■ Prompt: Take the records underneath and set them down exactly.

-------- Data to use --------

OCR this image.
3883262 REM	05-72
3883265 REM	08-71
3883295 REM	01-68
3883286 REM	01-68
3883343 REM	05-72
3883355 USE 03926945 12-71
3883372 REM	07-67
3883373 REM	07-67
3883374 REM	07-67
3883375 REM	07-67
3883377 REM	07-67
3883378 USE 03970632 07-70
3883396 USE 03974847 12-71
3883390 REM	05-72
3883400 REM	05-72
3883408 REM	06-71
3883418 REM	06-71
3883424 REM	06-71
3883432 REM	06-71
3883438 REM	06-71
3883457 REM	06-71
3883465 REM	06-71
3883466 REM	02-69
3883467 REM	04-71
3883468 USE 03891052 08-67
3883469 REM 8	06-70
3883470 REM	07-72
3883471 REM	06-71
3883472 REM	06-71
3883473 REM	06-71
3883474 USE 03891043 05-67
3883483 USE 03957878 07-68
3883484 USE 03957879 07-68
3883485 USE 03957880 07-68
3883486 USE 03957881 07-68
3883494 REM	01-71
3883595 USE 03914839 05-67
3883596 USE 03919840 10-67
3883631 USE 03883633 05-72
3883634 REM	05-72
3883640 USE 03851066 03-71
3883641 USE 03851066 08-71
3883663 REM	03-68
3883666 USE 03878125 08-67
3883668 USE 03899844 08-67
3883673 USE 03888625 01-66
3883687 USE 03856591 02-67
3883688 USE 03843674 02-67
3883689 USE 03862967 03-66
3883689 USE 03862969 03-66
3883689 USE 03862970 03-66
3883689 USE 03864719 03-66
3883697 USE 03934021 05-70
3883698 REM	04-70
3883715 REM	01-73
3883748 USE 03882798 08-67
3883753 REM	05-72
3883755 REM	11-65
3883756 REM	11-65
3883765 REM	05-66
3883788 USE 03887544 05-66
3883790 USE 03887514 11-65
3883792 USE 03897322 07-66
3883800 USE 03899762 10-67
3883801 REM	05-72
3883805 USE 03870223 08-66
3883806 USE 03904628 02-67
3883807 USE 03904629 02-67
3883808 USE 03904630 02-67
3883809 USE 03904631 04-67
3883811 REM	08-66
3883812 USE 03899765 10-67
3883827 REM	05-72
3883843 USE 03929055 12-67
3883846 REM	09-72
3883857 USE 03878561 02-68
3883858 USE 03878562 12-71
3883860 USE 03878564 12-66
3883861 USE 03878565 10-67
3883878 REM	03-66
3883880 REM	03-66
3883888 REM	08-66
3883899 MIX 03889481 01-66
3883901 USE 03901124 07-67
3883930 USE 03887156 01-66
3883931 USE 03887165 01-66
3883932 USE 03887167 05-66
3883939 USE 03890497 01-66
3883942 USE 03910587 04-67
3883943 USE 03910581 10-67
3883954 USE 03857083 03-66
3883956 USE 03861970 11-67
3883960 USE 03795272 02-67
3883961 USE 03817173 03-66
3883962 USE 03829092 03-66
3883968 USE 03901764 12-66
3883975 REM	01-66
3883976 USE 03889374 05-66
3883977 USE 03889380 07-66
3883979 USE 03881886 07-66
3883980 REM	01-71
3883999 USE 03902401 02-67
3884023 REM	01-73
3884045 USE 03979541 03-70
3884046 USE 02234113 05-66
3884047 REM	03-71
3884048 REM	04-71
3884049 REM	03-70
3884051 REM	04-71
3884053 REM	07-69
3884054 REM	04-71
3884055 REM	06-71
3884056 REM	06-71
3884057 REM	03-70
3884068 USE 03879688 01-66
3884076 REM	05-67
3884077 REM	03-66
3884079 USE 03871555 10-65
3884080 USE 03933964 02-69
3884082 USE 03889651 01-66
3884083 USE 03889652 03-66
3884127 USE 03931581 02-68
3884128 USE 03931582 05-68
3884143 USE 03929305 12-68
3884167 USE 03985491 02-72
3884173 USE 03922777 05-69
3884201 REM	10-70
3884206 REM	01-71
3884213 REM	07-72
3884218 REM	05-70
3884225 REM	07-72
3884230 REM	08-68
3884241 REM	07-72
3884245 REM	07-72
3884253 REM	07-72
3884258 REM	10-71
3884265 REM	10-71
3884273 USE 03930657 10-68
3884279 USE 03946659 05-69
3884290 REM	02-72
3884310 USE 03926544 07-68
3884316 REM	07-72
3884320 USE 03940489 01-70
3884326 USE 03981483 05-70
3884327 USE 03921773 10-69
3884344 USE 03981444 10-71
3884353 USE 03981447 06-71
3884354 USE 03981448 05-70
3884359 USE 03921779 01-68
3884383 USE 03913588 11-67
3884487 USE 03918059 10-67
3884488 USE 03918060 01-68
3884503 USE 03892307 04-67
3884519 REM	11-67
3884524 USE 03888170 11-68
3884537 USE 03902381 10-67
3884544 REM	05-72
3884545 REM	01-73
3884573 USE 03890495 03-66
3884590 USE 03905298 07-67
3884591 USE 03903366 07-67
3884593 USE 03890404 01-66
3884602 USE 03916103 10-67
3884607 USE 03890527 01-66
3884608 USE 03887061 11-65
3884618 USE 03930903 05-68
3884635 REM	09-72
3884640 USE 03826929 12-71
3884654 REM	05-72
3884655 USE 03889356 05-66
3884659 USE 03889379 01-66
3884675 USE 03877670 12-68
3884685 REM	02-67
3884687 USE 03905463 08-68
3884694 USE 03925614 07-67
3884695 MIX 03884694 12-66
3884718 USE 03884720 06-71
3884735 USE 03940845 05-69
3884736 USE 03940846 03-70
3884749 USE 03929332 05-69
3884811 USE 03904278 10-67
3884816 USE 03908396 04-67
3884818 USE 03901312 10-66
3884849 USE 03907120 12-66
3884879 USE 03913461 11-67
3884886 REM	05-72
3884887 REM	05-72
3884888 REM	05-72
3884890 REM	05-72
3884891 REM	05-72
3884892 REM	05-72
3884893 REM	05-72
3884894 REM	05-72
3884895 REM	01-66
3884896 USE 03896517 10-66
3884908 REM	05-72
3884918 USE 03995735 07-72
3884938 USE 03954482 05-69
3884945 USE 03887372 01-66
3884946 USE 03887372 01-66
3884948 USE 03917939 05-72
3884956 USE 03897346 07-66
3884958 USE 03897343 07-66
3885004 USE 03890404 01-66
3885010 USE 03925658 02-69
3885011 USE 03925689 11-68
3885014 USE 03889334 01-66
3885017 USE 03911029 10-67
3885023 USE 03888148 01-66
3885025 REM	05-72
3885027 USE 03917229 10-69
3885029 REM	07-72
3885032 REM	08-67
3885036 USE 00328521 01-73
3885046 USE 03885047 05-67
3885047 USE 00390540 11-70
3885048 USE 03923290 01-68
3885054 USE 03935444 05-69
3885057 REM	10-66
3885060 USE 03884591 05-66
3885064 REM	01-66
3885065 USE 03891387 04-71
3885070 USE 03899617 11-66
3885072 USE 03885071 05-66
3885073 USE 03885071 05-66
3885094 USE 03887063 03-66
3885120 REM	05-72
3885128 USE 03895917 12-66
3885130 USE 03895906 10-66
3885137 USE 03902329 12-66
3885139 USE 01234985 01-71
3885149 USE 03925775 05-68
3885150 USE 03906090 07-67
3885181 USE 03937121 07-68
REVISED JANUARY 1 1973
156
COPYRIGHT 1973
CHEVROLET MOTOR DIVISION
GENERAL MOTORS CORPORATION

--------

■ Problem solution:
OCR this image.
3883262 REM	05-72
3883265 REM	08-71
3883295 REM	01-68
3883286 REM	01-68
3883343 REM	05-72
3883355 USE 03926945 12-71
3883372 REM	07-67
3883373 REM	07-67
3883374 REM	07-67
3883375 REM	07-67
3883377 REM	07-67
3883378 USE 03970632 07-70
3883396 USE 03974847 12-71
3883390 REM	05-72
3883400 REM	05-72
3883408 REM	06-71
3883418 REM	06-71
3883424 REM	06-71
3883432 REM	06-71
3883438 REM	06-71
3883457 REM	06-71
3883465 REM	06-71
3883466 REM	02-69
3883467 REM	04-71
3883468 USE 03891052 08-67
3883469 REM 8	06-70
3883470 REM	07-72
3883471 REM	06-71
3883472 REM	06-71
3883473 REM	06-71
3883474 USE 03891043 05-67
3883483 USE 03957878 07-68
3883484 USE 03957879 07-68
3883485 USE 03957880 07-68
3883486 USE 03957881 07-68
3883494 REM	01-71
3883595 USE 03914839 05-67
3883596 USE 03919840 10-67
3883631 USE 03883633 05-72
3883634 REM	05-72
3883640 USE 03851066 03-71
3883641 USE 03851066 08-71
3883663 REM	03-68
3883666 USE 03878125 08-67
3883668 USE 03899844 08-67
3883673 USE 03888625 01-66
3883687 USE 03856591 02-67
3883688 USE 03843674 02-67
3883689 USE 03862967 03-66
3883689 USE 03862969 03-66
3883689 USE 03862970 03-66
3883689 USE 03864719 03-66
3883697 USE 03934021 05-70
3883698 REM	04-70
3883715 REM	01-73
3883748 USE 03882798 08-67
3883753 REM	05-72
3883755 REM	11-65
3883756 REM	11-65
3883765 REM	05-66
3883788 USE 03887544 05-66
3883790 USE 03887514 11-65
3883792 USE 03897322 07-66
3883800 USE 03899762 10-67
3883801 REM	05-72
3883805 USE 03870223 08-66
3883806 USE 03904628 02-67
3883807 USE 03904629 02-67
3883808 USE 03904630 02-67
3883809 USE 03904631 04-67
3883811 REM	08-66
3883812 USE 03899765 10-67
3883827 REM	05-72
3883843 USE 03929055 12-67
3883846 REM	09-72
3883857 USE 03878561 02-68
3883858 USE 03878562 12-71
3883860 USE 03878564 12-66
3883861 USE 03878565 10-67
3883878 REM	03-66
3883880 REM	03-66
3883888 REM	08-66
3883899 MIX 03889481 01-66
3883901 USE 03901124 07-67
3883930 USE 03887156 01-66
3883931 USE 03887165 01-66
3883932 USE 03887167 05-66
3883939 USE 03890497 01-66
3883942 USE 03910587 04-67
3883943 USE 03910581 10-67
3883954 USE 03857083 03-66
3883956 USE 03861970 11-67
3883960 USE 03795272 02-67
3883961 USE 03817173 03-66
3883962 USE 03829092 03-66
3883968 USE 03901764 12-66
3883975 REM	01-66
3883976 USE 03889374 05-66
3883977 USE 03889380 07-66
3883979 USE 03881886 07-66
3883980 REM	01-71
3883999 USE 03902401 02-67
3884023 REM	01-73
3884045 USE 03979541 03-70
3884046 USE 02234113 05-66
3884047 REM	03-71
3884048 REM	04-71
3884049 REM	03-70
3884051 REM	04-71
3884053 REM	07-69
3884054 REM	04-71
3884055 REM	06-71
3884056 REM	06-71
3884057 REM	03-70
3884068 USE 03879688 01-66
3884076 REM	05-67
3884077 REM	03-66
3884079 USE 03871555 10-65
3884080 USE 03933964 02-69
3884082 USE 03889651 01-66
3884083 USE 03889652 03-66
3884127 USE 03931581 02-68
3884128 USE 03931582 05-68
3884143 USE 03929305 12-68
3884167 USE 03985491 02-72
3884173 USE 03922777 05-69
3884201 REM	10-70
3884206 REM	01-71
3884213 REM	07-72
3884218 REM	05-70
3884225 REM	07-72
3884230 REM	08-68
3884241 REM	07-72
3884245 REM	07-72
3884253 REM	07-72
3884258 REM	10-71
3884265 REM	10-71
3884273 USE 03930657 10-68
3884279 USE 03946659 05-69
3884290 REM	02-72
3884310 USE 03926544 07-68
3884316 REM	07-72
3884320 USE 03940489 01-70
3884326 USE 03981483 05-70
3884327 USE 03921773 10-69
3884344 USE 03981444 10-71
3884353 USE 03981447 06-71
3884354 USE 03981448 05-70
3884359 USE 03921779 01-68
3884383 USE 03913588 11-67
3884487 USE 03918059 10-67
3884488 USE 03918060 01-68
3884503 USE 03892307 04-67
3884519 REM	11-67
3884524 USE 03888170 11-68
3884537 USE 03902381 10-67
3884544 REM	05-72
3884545 REM	01-73
3884573 USE 03890495 03-66
3884590 USE 03905298 07-67
3884591 USE 03903366 07-67
3884593 USE 03890404 01-66
3884602 USE 03916103 10-67
3884607 USE 03890527 01-66
3884608 USE 03887061 11-65
3884618 USE 03930903 05-68
3884635 REM	09-72
3884640 USE 03826929 12-71
3884654 REM	05-72
3884655 USE 03889356 05-66
3884659 USE 03889379 01-66
3884675 USE 03877670 12-68
3884685 REM	02-67
3884687 USE 03905463 08-68
3884694 USE 03925614 07-67
3884695 MIX 03884694 12-66
3884718 USE 03884720 06-71
3884735 USE 03940845 05-69
3884736 USE 03940846 03-70
3884749 USE 03929332 05-69
3884811 USE 03904278 10-67
3884816 USE 03908396 04-67
3884818 USE 03901312 10-66
3884849 USE 03907120 12-66
3884879 USE 03913461 11-67
3884886 REM	05-72
3884887 REM	05-72
3884888 REM	05-72
3884890 REM	05-72
3884891 REM	05-72
3884892 REM	05-72
3884893 REM	05-72
3884894 REM	05-72
3884895 REM	01-66
3884896 USE 03896517 10-66
3884908 REM	05-72
3884918 USE 03995735 07-72
3884938 USE 03954482 05-69
3884945 USE 03887372 01-66
3884946 USE 03887372 01-66
3884948 USE 03917939 05-72
3884956 USE 03897346 07-66
3884958 USE 03897343 07-66
3885004 USE 03890404 01-66
3885010 USE 03925658 02-69
3885011 USE 03925689 11-68
3885014 USE 03889334 01-66
3885017 USE 03911029 10-67
3885023 USE 03888148 01-66
3885025 REM	05-72
3885027 USE 03917229 10-69
3885029 REM	07-72
3885032 REM	08-67
3885036 USE 00328521 01-73
3885046 USE 03885047 05-67
3885047 USE 00390540 11-70
3885048 USE 03923290 01-68
3885054 USE 03935444 05-69
3885057 REM	10-66
3885060 USE 03884591 05-66
3885064 REM	01-66
3885065 USE 03891387 04-71
3885070 USE 03899617 11-66
3885072 USE 03885071 05-66
3885073 USE 03885071 05-66
3885094 USE 03887063 03-66
3885120 REM	05-72
3885128 USE 03895917 12-66
3885130 USE 03895906 10-66
3885137 USE 03902329 12-66
3885139 USE 01234985 01-71
3885149 USE 03925775 05-68
3885150 USE 03906090 07-67
3885181 USE 03937121 07-68
REVISED JANUARY 1 1973
156
COPYRIGHT 1973
CHEVROLET MOTOR DIVISION
GENERAL MOTORS CORPORATION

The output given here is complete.